## Required work
Can all of these lines be returned exactly?

-------

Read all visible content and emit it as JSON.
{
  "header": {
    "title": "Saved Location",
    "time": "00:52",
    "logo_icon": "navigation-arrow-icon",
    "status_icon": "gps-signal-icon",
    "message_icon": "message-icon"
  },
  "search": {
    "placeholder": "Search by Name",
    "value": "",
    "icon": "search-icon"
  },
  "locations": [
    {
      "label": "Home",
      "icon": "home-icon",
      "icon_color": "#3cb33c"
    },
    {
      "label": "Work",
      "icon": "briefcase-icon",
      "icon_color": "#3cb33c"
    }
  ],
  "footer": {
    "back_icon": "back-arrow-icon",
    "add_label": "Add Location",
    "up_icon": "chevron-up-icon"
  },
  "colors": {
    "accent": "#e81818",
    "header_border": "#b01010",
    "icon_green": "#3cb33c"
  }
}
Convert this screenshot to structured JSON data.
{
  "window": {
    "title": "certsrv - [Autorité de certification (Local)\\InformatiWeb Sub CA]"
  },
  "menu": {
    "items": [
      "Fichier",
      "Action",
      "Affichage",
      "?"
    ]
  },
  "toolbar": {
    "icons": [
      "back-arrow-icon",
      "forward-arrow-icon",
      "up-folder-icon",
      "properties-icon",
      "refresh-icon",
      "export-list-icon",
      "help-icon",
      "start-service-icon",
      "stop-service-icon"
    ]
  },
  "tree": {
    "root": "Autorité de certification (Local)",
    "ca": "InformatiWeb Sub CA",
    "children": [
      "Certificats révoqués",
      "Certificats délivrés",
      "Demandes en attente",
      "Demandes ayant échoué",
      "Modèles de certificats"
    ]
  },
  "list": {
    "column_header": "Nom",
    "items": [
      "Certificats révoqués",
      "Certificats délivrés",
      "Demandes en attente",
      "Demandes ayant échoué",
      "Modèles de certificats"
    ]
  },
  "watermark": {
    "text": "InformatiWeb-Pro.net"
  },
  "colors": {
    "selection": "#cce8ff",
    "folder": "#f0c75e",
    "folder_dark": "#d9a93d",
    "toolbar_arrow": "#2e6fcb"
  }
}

-------

## Exercise response
Read all visible content and emit it as JSON.
{
  "header": {
    "title": "Saved Location",
    "time": "00:52",
    "logo_icon": "navigation-arrow-icon",
    "status_icon": "gps-signal-icon",
    "message_icon": "message-icon"
  },
  "search": {
    "placeholder": "Search by Name",
    "value": "",
    "icon": "search-icon"
  },
  "locations": [
    {
      "label": "Home",
      "icon": "home-icon",
      "icon_color": "#3cb33c"
    },
    {
      "label": "Work",
      "icon": "briefcase-icon",
      "icon_color": "#3cb33c"
    }
  ],
  "footer": {
    "back_icon": "back-arrow-icon",
    "add_label": "Add Location",
    "up_icon": "chevron-up-icon"
  },
  "colors": {
    "accent": "#e81818",
    "header_border": "#b01010",
    "icon_green": "#3cb33c"
  }
}
Convert this screenshot to structured JSON data.
{
  "window": {
    "title": "certsrv - [Autorité de certification (Local)\\InformatiWeb Sub CA]"
  },
  "menu": {
    "items": [
      "Fichier",
      "Action",
      "Affichage",
      "?"
    ]
  },
  "toolbar": {
    "icons": [
      "back-arrow-icon",
      "forward-arrow-icon",
      "up-folder-icon",
      "properties-icon",
      "refresh-icon",
      "export-list-icon",
      "help-icon",
      "start-service-icon",
      "stop-service-icon"
    ]
  },
  "tree": {
    "root": "Autorité de certification (Local)",
    "ca": "InformatiWeb Sub CA",
    "children": [
      "Certificats révoqués",
      "Certificats délivrés",
      "Demandes en attente",
      "Demandes ayant échoué",
      "Modèles de certificats"
    ]
  },
  "list": {
    "column_header": "Nom",
    "items": [
      "Certificats révoqués",
      "Certificats délivrés",
      "Demandes en attente",
      "Demandes ayant échoué",
      "Modèles de certificats"
    ]
  },
  "watermark": {
    "text": "InformatiWeb-Pro.net"
  },
  "colors": {
    "selection": "#cce8ff",
    "folder": "#f0c75e",
    "folder_dark": "#d9a93d",
    "toolbar_arrow": "#2e6fcb"
  }
}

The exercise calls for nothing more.